> **Problem**
Exactly reproduce the line containing "Extract the structured" together with every line after it, through the end of the entries, and give nothing more.

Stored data
----

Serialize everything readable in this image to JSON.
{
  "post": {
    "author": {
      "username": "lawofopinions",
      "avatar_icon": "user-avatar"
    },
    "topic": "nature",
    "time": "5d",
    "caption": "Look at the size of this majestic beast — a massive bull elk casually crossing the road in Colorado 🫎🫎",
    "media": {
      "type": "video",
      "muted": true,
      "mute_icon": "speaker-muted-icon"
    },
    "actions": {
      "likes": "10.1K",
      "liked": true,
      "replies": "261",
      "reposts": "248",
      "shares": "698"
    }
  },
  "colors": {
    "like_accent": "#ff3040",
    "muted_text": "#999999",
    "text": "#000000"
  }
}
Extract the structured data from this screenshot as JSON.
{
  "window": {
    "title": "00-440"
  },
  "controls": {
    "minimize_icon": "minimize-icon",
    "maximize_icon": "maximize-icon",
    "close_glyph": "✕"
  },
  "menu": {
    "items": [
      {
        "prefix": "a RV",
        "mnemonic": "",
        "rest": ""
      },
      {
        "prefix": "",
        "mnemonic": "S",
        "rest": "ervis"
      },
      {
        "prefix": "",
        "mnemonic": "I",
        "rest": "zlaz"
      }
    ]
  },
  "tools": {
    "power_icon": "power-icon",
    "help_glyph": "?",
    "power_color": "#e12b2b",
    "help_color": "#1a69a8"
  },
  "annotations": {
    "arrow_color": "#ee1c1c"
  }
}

----

> **Output for this task**
Extract the structured data from this screenshot as JSON.
{
  "window": {
    "title": "00-440"
  },
  "controls": {
    "minimize_icon": "minimize-icon",
    "maximize_icon": "maximize-icon",
    "close_glyph": "✕"
  },
  "menu": {
    "items": [
      {
        "prefix": "a RV",
        "mnemonic": "",
        "rest": ""
      },
      {
        "prefix": "",
        "mnemonic": "S",
        "rest": "ervis"
      },
      {
        "prefix": "",
        "mnemonic": "I",
        "rest": "zlaz"
      }
    ]
  },
  "tools": {
    "power_icon": "power-icon",
    "help_glyph": "?",
    "power_color": "#e12b2b",
    "help_color": "#1a69a8"
  },
  "annotations": {
    "arrow_color": "#ee1c1c"
  }
}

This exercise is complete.